--- start of Input material ---

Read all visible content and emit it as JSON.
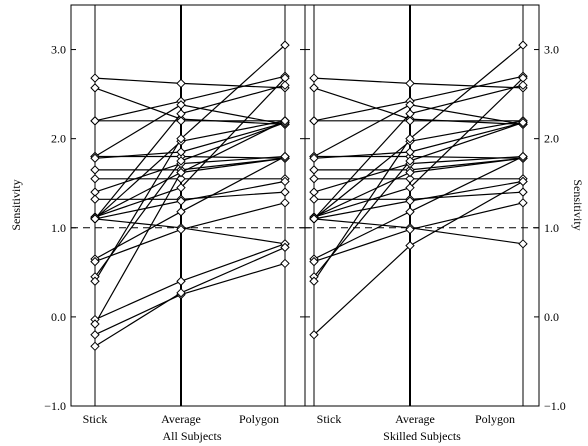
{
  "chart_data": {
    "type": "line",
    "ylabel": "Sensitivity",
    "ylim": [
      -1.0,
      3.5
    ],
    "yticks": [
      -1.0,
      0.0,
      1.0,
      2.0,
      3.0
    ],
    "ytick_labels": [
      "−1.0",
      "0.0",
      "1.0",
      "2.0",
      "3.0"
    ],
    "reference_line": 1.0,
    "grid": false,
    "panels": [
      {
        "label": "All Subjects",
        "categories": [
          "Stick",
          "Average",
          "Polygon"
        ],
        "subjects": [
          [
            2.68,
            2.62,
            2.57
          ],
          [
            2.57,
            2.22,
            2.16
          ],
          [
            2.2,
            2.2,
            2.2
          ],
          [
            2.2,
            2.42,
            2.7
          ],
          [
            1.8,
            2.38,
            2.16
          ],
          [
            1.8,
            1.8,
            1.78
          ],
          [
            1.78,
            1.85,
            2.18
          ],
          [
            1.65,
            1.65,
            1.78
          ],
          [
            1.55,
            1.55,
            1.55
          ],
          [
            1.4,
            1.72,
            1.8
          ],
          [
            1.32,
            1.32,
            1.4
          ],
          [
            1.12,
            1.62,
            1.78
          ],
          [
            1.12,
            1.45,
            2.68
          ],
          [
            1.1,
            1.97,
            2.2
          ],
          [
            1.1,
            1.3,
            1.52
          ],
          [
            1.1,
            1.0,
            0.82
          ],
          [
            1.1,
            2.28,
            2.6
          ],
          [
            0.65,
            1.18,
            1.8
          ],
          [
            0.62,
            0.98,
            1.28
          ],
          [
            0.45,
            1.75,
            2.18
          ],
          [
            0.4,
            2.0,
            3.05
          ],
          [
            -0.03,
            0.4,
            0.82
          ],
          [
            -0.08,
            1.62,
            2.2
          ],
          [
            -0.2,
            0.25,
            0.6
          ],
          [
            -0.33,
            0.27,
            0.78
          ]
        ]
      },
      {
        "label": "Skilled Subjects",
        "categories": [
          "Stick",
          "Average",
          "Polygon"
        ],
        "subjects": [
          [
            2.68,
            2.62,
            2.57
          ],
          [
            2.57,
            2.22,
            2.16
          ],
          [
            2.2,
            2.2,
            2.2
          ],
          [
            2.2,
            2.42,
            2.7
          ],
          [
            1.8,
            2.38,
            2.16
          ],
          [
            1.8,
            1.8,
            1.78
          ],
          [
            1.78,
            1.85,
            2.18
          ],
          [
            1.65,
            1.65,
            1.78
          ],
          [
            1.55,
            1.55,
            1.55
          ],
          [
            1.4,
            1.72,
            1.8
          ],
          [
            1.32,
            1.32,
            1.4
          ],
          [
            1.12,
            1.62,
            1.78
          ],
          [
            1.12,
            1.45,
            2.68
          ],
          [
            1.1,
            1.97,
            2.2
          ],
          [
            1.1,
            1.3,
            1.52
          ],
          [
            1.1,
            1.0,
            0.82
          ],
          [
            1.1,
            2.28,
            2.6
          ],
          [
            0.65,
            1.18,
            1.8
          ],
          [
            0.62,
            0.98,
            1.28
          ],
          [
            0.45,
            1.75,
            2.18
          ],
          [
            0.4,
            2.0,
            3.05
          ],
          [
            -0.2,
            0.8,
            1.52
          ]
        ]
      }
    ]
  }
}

--- end of Input material ---
--- start of Input material ---

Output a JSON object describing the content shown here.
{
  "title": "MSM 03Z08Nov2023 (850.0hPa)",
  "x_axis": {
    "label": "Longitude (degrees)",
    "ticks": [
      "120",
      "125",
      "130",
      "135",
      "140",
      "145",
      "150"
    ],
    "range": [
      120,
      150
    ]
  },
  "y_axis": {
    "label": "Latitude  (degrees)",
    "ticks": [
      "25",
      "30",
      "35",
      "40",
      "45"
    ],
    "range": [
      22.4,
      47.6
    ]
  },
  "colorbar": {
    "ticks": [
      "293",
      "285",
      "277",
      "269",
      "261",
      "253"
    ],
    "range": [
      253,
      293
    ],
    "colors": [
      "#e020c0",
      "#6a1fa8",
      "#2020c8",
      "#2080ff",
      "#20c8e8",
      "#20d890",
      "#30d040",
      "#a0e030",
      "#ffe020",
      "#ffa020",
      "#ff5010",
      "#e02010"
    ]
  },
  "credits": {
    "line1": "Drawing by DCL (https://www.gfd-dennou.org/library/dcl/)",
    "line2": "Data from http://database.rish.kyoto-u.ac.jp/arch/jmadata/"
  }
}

--- end of Input material ---

▸ **What the task requires**
Collect each line holding the string "content".

▸ **Solution to this exercise**
Read all visible content and emit it as JSON.
Output a JSON object describing the content shown here.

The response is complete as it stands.